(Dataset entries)

================

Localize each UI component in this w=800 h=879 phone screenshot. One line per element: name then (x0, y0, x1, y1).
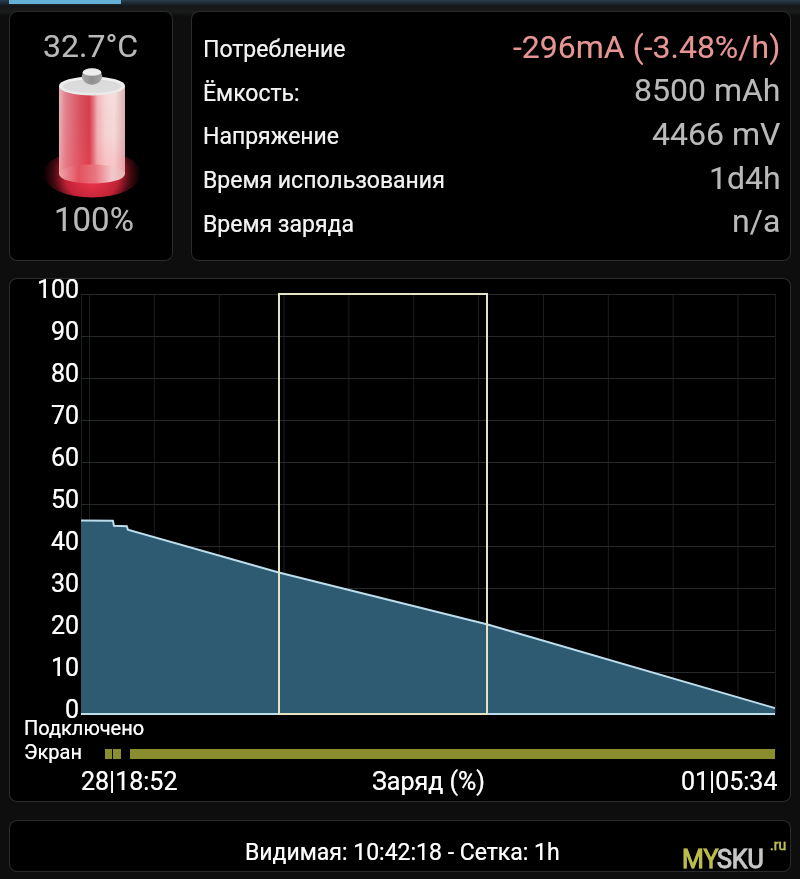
staticText: Видимая: 10:42:18 - Сетка: 1h (245, 839, 560, 866)
staticText: 8500 mAh (634, 71, 781, 109)
staticText: 28|18:52 (81, 767, 178, 796)
staticText: 100% (54, 200, 134, 239)
staticText: Потребление (203, 36, 346, 63)
staticText: 20 (51, 611, 80, 640)
staticText: 30 (51, 569, 80, 598)
staticText: 01|05:34 (681, 767, 778, 796)
staticText: Время использования (203, 167, 445, 194)
staticText: n/a (732, 202, 781, 240)
staticText: 4466 mV (652, 115, 781, 153)
staticText: Экран (24, 740, 82, 763)
staticText: Время заряда (203, 211, 354, 238)
staticText: 1d4h (709, 159, 781, 197)
staticText: 60 (51, 443, 80, 472)
staticText: 70 (51, 401, 80, 430)
staticText: Заряд (%) (372, 767, 486, 796)
staticText: 10 (51, 653, 80, 682)
staticText: SKU (717, 845, 764, 874)
staticText: MY (682, 845, 719, 874)
staticText: .ru (770, 837, 787, 853)
staticText: 90 (51, 317, 80, 346)
staticText: 32.7°C (43, 27, 139, 65)
staticText: 40 (51, 527, 80, 556)
staticText: 100 (37, 275, 80, 304)
staticText: Ёмкость: (203, 80, 300, 107)
staticText: 0 (65, 695, 80, 724)
staticText: Напряжение (203, 123, 340, 150)
other: Battery level (59, 74, 125, 186)
staticText: 50 (51, 485, 80, 514)
staticText: 80 (51, 359, 80, 388)
button[interactable]: Видимая: 10:42:18 - Сетка: 1h (9, 820, 791, 872)
staticText: -296mA (-3.48%/h) (513, 28, 781, 66)
staticText: Подключено (24, 716, 145, 739)
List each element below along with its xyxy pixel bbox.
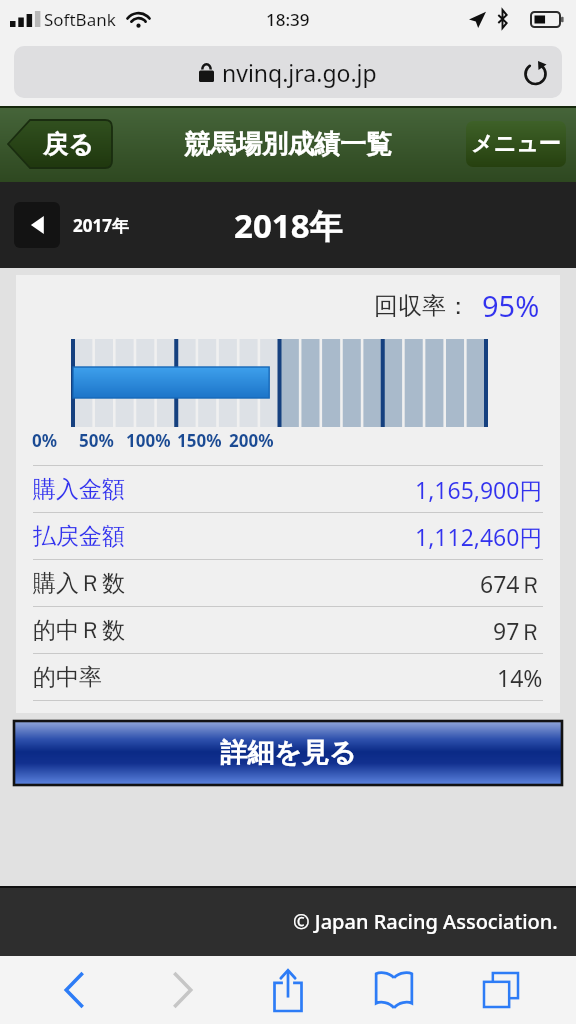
staticText: 的中率 <box>33 663 102 692</box>
button[interactable]: Forward <box>151 959 213 1021</box>
staticText: 1,112,460円 <box>415 521 543 552</box>
staticText: 2018年 <box>234 203 343 248</box>
staticText: 2017年 <box>73 214 129 237</box>
staticText: 詳細を見る <box>220 736 357 770</box>
staticText: 200% <box>229 429 274 451</box>
staticText: 的中Ｒ数 <box>33 616 125 645</box>
staticText: 回収率： <box>374 291 470 321</box>
staticText: 100% <box>126 429 171 451</box>
staticText: 購入金額 <box>33 475 125 504</box>
button[interactable]: 的中率 <box>16 653 560 700</box>
button[interactable]: 詳細を見る <box>14 721 562 785</box>
staticText: 戻る <box>43 129 94 160</box>
staticText: 97Ｒ <box>493 615 543 646</box>
staticText: © Japan Racing Association. <box>293 908 558 935</box>
staticText: 1,165,900円 <box>415 474 543 505</box>
staticText: nvinq.jra.go.jp <box>222 57 377 88</box>
staticText: 95% <box>482 286 540 325</box>
staticText: 150% <box>177 429 222 451</box>
staticText: SoftBank <box>44 8 116 31</box>
staticText: 14% <box>497 662 543 693</box>
staticText: 購入Ｒ数 <box>33 569 125 598</box>
button[interactable]: Back <box>44 959 106 1021</box>
button[interactable]: Bookmarks <box>363 959 425 1021</box>
other: Reload <box>523 60 548 85</box>
button[interactable]: 的中Ｒ数 <box>16 606 560 653</box>
button[interactable]: Tabs <box>470 959 532 1021</box>
button[interactable]: 2017年 <box>14 202 129 248</box>
staticText: 払戻金額 <box>33 522 125 551</box>
button[interactable]: 購入金額 <box>16 465 560 512</box>
button[interactable]: Share <box>257 959 319 1021</box>
staticText: メニュー <box>471 130 561 158</box>
button[interactable]: 払戻金額 <box>16 512 560 559</box>
button[interactable]: 購入Ｒ数 <box>16 559 560 606</box>
button[interactable]: メニュー <box>466 121 566 167</box>
button[interactable]: nvinq.jra.go.jp <box>14 46 562 98</box>
button[interactable]: 戻る <box>8 120 112 168</box>
staticText: 0% <box>32 429 58 451</box>
staticText: 競馬場別成績一覧 <box>184 128 392 161</box>
staticText: 50% <box>79 429 114 451</box>
staticText: 18:39 <box>266 8 310 31</box>
staticText: 674Ｒ <box>480 568 543 599</box>
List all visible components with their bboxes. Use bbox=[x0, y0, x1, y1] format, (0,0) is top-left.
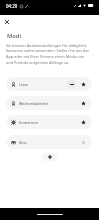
button[interactable]: Kino bbox=[6, 135, 92, 149]
button[interactable]: Favorite bbox=[79, 118, 88, 127]
button[interactable]: Add mode bbox=[42, 153, 57, 161]
button[interactable]: Favorite bbox=[79, 99, 88, 108]
staticText: Modi bbox=[7, 32, 22, 40]
button[interactable]: Immersion bbox=[6, 115, 92, 129]
button[interactable]: Wochenkalender bbox=[6, 96, 92, 110]
button[interactable]: Favorite bbox=[79, 138, 88, 147]
staticText: Leise bbox=[19, 82, 28, 87]
staticText: Immersion bbox=[19, 120, 38, 125]
button[interactable]: More options bbox=[67, 80, 76, 89]
button[interactable]: Close bbox=[1, 16, 13, 28]
staticText: 04:29 bbox=[6, 3, 18, 9]
staticText: Kino bbox=[19, 140, 27, 145]
button[interactable]: Favorite bbox=[79, 80, 88, 89]
staticText: Wochenkalender bbox=[19, 101, 49, 106]
staticText: Sie können Audioeinstellungen für alltäg… bbox=[6, 43, 91, 66]
button[interactable]: Leise bbox=[6, 77, 92, 91]
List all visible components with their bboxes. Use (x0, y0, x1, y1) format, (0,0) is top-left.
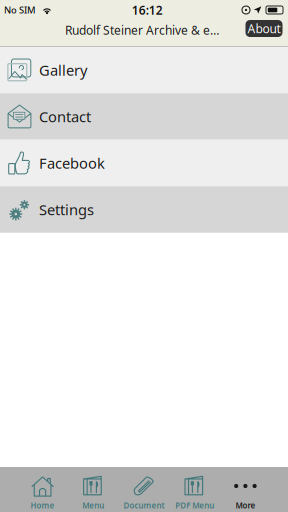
staticText: Settings (39, 200, 94, 219)
button[interactable]: Home (17, 467, 68, 512)
button[interactable]: Document (119, 467, 169, 512)
staticText: More (235, 500, 255, 511)
button[interactable]: About (246, 20, 282, 37)
button[interactable]: Settings (0, 186, 288, 233)
staticText: PDF Menu (175, 500, 214, 511)
button[interactable]: PDF Menu (169, 467, 220, 512)
staticText: Contact (39, 107, 91, 126)
staticText: Document (124, 500, 164, 511)
staticText: Rudolf Steiner Archive & e… (65, 22, 219, 38)
staticText: Menu (82, 500, 104, 511)
button[interactable]: Menu (68, 467, 119, 512)
button[interactable]: Contact (0, 93, 288, 140)
staticText: 16:12 (132, 2, 163, 18)
staticText: Facebook (39, 153, 105, 173)
button[interactable]: More (220, 467, 271, 512)
staticText: No SIM (4, 4, 36, 16)
staticText: Gallery (39, 60, 87, 80)
staticText: About (248, 20, 280, 36)
staticText: Home (31, 500, 55, 511)
button[interactable]: Gallery (0, 47, 288, 93)
button[interactable]: Facebook (0, 140, 288, 186)
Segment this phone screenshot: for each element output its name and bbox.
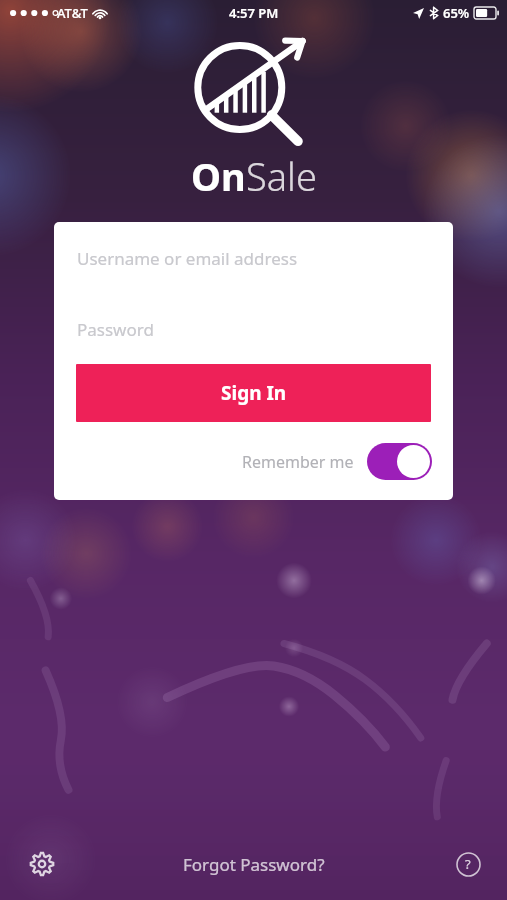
button[interactable]: Remember me <box>242 443 432 480</box>
button[interactable]: Username or email address <box>54 222 453 294</box>
button[interactable]: Forgot Password? <box>175 845 333 884</box>
button[interactable]: Sign In <box>76 364 431 422</box>
staticText: Remember me <box>242 451 354 473</box>
staticText: Forgot Password? <box>183 853 325 876</box>
button[interactable]: Help <box>451 847 485 881</box>
staticText: Username or email address <box>77 247 298 270</box>
staticText: Password <box>77 318 154 341</box>
staticText: Sale <box>246 150 317 202</box>
staticText: AT&T <box>57 4 88 22</box>
staticText: 65% <box>443 4 470 22</box>
staticText: 4:57 PM <box>229 4 279 22</box>
button[interactable]: Settings <box>24 846 60 882</box>
staticText: Sign In <box>221 380 287 406</box>
staticText: ? <box>465 855 471 873</box>
staticText: On <box>191 150 246 202</box>
button[interactable]: Password <box>54 294 453 364</box>
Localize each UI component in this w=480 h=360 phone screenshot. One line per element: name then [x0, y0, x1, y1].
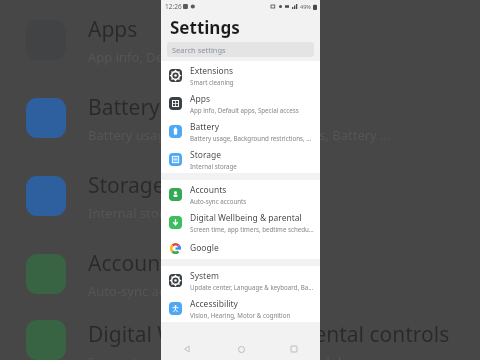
staticText: 49%: [300, 3, 311, 10]
button[interactable]: Google: [161, 236, 320, 259]
staticText: Accounts: [88, 249, 178, 278]
staticText: Search settings: [172, 45, 226, 55]
staticText: Battery usage, Background restrictions, …: [190, 134, 314, 142]
staticText: Settings: [170, 16, 240, 39]
staticText: Internal storage: [190, 162, 237, 170]
button[interactable]: Accounts: [161, 180, 320, 208]
button[interactable]: Back: [179, 341, 195, 357]
staticText: Battery: [88, 93, 160, 122]
staticText: Screen time, app timers, bedtime schedul…: [88, 353, 355, 360]
button[interactable]: Extensions: [161, 61, 320, 89]
button[interactable]: System: [161, 266, 320, 294]
staticText: Internal storage: [88, 204, 187, 222]
staticText: Auto-sync accounts: [190, 197, 247, 205]
staticText: Smart cleaning: [190, 78, 234, 86]
button[interactable]: Home: [233, 341, 249, 357]
staticText: App info, Default apps, Special access: [190, 106, 299, 114]
staticText: Battery: [190, 121, 220, 133]
staticText: Apps: [190, 93, 210, 105]
button[interactable]: Accessibility: [161, 294, 320, 322]
staticText: Accessibility: [190, 298, 238, 310]
staticText: Digital Wellbeing & parental controls: [190, 212, 314, 224]
staticText: Accounts: [190, 184, 227, 196]
button[interactable]: Digital Wellbeing & parental controls: [161, 208, 320, 236]
staticText: Battery usage, Background restrictions, …: [88, 126, 391, 144]
staticText: Screen time, app timers, bedtime schedul…: [190, 225, 314, 233]
staticText: Apps: [88, 15, 138, 44]
staticText: System: [190, 270, 219, 282]
button[interactable]: Storage: [161, 145, 320, 173]
staticText: App info, Default apps, Special access: [88, 48, 317, 66]
staticText: Digital Wellbeing & parental controls: [88, 320, 450, 349]
staticText: Vision, Hearing, Motor & cognition: [190, 311, 291, 319]
button[interactable]: Battery: [161, 117, 320, 145]
button[interactable]: Search settings: [167, 42, 314, 57]
staticText: Storage: [88, 171, 165, 200]
staticText: Auto-sync accounts: [88, 282, 207, 300]
staticText: Storage: [190, 149, 222, 161]
button[interactable]: Apps: [161, 89, 320, 117]
staticText: Google: [190, 242, 219, 254]
staticText: Update center, Language & keyboard, Back…: [190, 283, 314, 291]
button[interactable]: Recents: [286, 341, 302, 357]
staticText: 12:26: [165, 2, 182, 11]
staticText: Extensions: [190, 65, 234, 77]
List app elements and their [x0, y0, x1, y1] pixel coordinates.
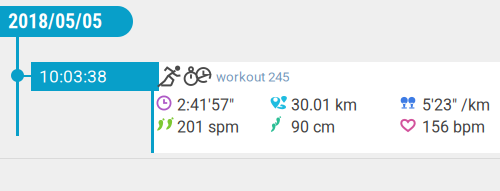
button[interactable]: 2018/05/05 [0, 6, 133, 37]
staticText: 30.01 km [291, 96, 357, 114]
staticText: 201 spm [177, 118, 239, 136]
staticText: workout 245 [216, 69, 289, 85]
staticText: 5'23" /km [422, 96, 490, 114]
staticText: 10:03:38 [39, 66, 107, 87]
staticText: 90 cm [291, 118, 335, 136]
staticText: 156 bpm [422, 118, 485, 136]
staticText: 2:41'57" [177, 96, 234, 114]
button[interactable]: 10:03:38 [31, 62, 159, 91]
staticText: 2018/05/05 [8, 10, 102, 33]
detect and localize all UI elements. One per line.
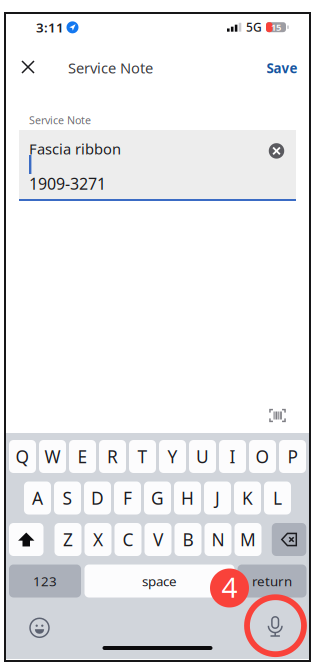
staticText: 15	[271, 21, 281, 33]
staticText: 1909-3271	[29, 173, 106, 194]
staticText: 3:11	[36, 18, 64, 36]
button[interactable]: F	[114, 482, 141, 514]
staticText: Z	[63, 528, 73, 551]
staticText: O	[256, 445, 270, 468]
staticText: L	[273, 486, 282, 510]
button[interactable]: L	[264, 482, 291, 514]
staticText: U	[196, 445, 209, 468]
staticText: W	[44, 445, 60, 468]
button[interactable]: S	[54, 482, 81, 514]
staticText: T	[138, 445, 148, 468]
button[interactable]: U	[189, 440, 216, 473]
staticText: return	[252, 572, 292, 590]
staticText: N	[212, 528, 224, 551]
staticText: A	[32, 486, 43, 510]
button[interactable]: B	[174, 523, 202, 556]
staticText: G	[151, 486, 164, 510]
button[interactable]: Shift	[9, 523, 44, 556]
button[interactable]: H	[174, 482, 201, 514]
button[interactable]: space	[84, 564, 234, 598]
button[interactable]: Emoji keyboard	[24, 613, 54, 643]
staticText: C	[122, 528, 134, 551]
button[interactable]: A	[24, 482, 51, 514]
button[interactable]: T	[129, 440, 156, 473]
button[interactable]: J	[204, 482, 231, 514]
staticText: Save	[266, 59, 298, 77]
staticText: B	[182, 528, 194, 551]
button[interactable]: R	[99, 440, 126, 473]
button[interactable]: E	[69, 440, 96, 473]
staticText: Q	[16, 445, 30, 468]
staticText: 123	[33, 572, 57, 590]
staticText: 5G	[246, 19, 262, 35]
staticText: 4	[222, 568, 238, 606]
button[interactable]: Save	[261, 52, 303, 84]
button[interactable]: O	[249, 440, 276, 473]
button[interactable]: I	[219, 440, 246, 473]
button[interactable]: N	[204, 523, 232, 556]
staticText: X	[93, 528, 103, 551]
button[interactable]: M	[234, 523, 262, 556]
staticText: S	[62, 486, 72, 510]
button[interactable]: 123	[9, 564, 81, 598]
button[interactable]: C	[114, 523, 142, 556]
button[interactable]: P	[279, 440, 306, 473]
staticText: space	[142, 572, 177, 590]
staticText: E	[78, 445, 88, 468]
staticText: H	[181, 486, 194, 510]
button[interactable]: W	[39, 440, 66, 473]
staticText: M	[240, 528, 256, 551]
staticText: K	[242, 486, 253, 510]
staticText: V	[153, 528, 163, 551]
staticText: D	[91, 486, 104, 510]
button[interactable]: X	[84, 523, 112, 556]
button[interactable]: Clear text	[262, 137, 290, 165]
staticText: Y	[168, 445, 178, 468]
button[interactable]: D	[84, 482, 111, 514]
staticText: Service Note	[68, 58, 153, 78]
button[interactable]: Close	[12, 51, 44, 83]
staticText: F	[123, 486, 132, 510]
button[interactable]: Delete	[272, 523, 306, 556]
staticText: Fascia ribbon	[29, 139, 121, 158]
staticText: P	[288, 445, 298, 468]
button[interactable]: Q	[9, 440, 36, 473]
button[interactable]: G	[144, 482, 171, 514]
staticText: J	[215, 486, 220, 510]
button[interactable]: return	[238, 564, 306, 598]
staticText: Service Note	[29, 113, 91, 127]
button[interactable]: Y	[159, 440, 186, 473]
button[interactable]: V	[144, 523, 172, 556]
button[interactable]: K	[234, 482, 261, 514]
staticText: I	[230, 445, 236, 468]
button[interactable]: Dictate	[260, 612, 290, 642]
staticText: R	[107, 445, 118, 468]
button[interactable]: Scan barcode	[264, 404, 292, 428]
button[interactable]: Z	[54, 523, 82, 556]
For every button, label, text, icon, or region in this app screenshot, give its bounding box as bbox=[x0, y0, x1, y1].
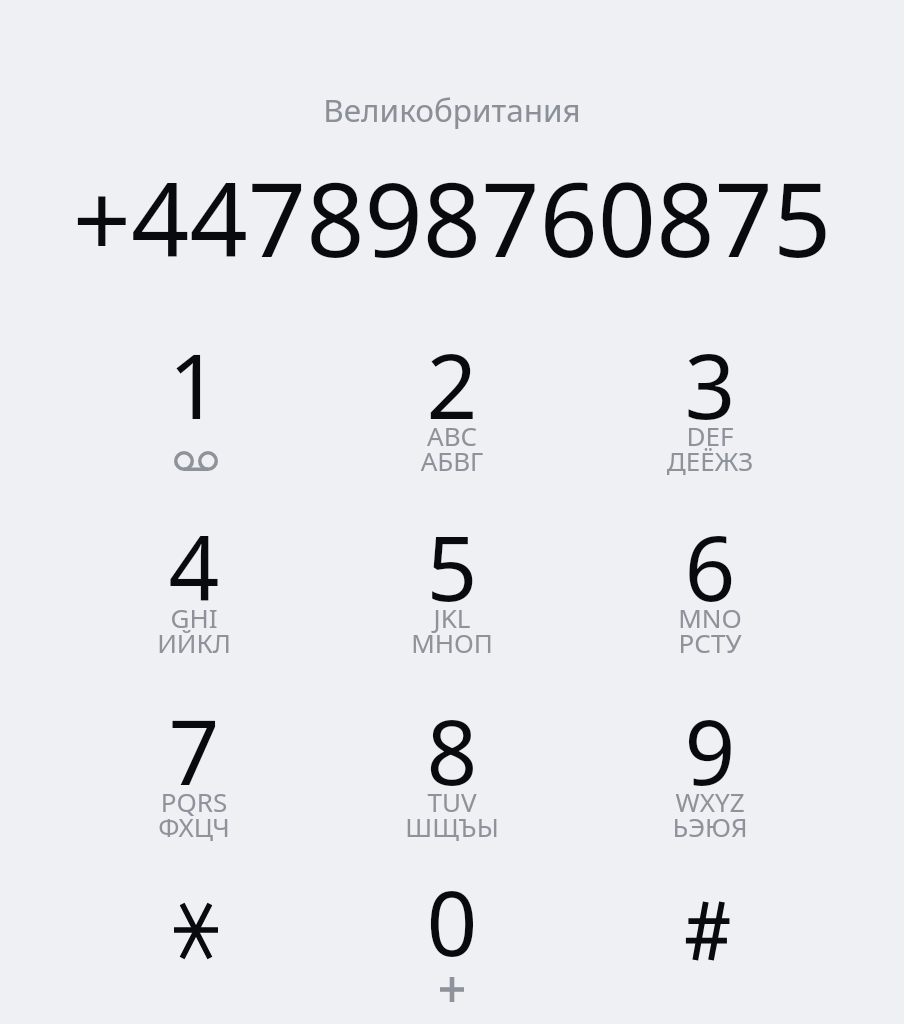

================

Required work ::
Render everything from the line containing "staticText: Видимая: 10:42:18" down to the line containing "staticText: Ёмкость: (203, 80, 300, 107)" as a JSON list of strings, one string per line, leaving out blank lines.

Final answer ::
[
  "staticText: Видимая: 10:42:18 - Сетка: 1h (245, 839, 560, 866)",
  "staticText: 8500 mAh (634, 71, 781, 109)",
  "staticText: 28|18:52 (81, 767, 178, 796)",
  "staticText: 100% (54, 200, 134, 239)",
  "staticText: Потребление (203, 36, 346, 63)",
  "staticText: 20 (51, 611, 80, 640)",
  "staticText: 30 (51, 569, 80, 598)",
  "staticText: 01|05:34 (681, 767, 778, 796)",
  "staticText: Время использования (203, 167, 445, 194)",
  "staticText: n/a (732, 202, 781, 240)",
  "staticText: 4466 mV (652, 115, 781, 153)",
  "staticText: Экран (24, 740, 82, 763)",
  "staticText: Время заряда (203, 211, 354, 238)",
  "staticText: 1d4h (709, 159, 781, 197)",
  "staticText: 60 (51, 443, 80, 472)",
  "staticText: 70 (51, 401, 80, 430)",
  "staticText: Заряд (%) (372, 767, 486, 796)",
  "staticText: 10 (51, 653, 80, 682)",
  "staticText: SKU (717, 845, 764, 874)",
  "staticText: MY (682, 845, 719, 874)",
  "staticText: .ru (770, 837, 787, 853)",
  "staticText: 90 (51, 317, 80, 346)",
  "staticText: 32.7°C (43, 27, 139, 65)",
  "staticText: 40 (51, 527, 80, 556)",
  "staticText: 100 (37, 275, 80, 304)",
  "staticText: Ёмкость: (203, 80, 300, 107)"
]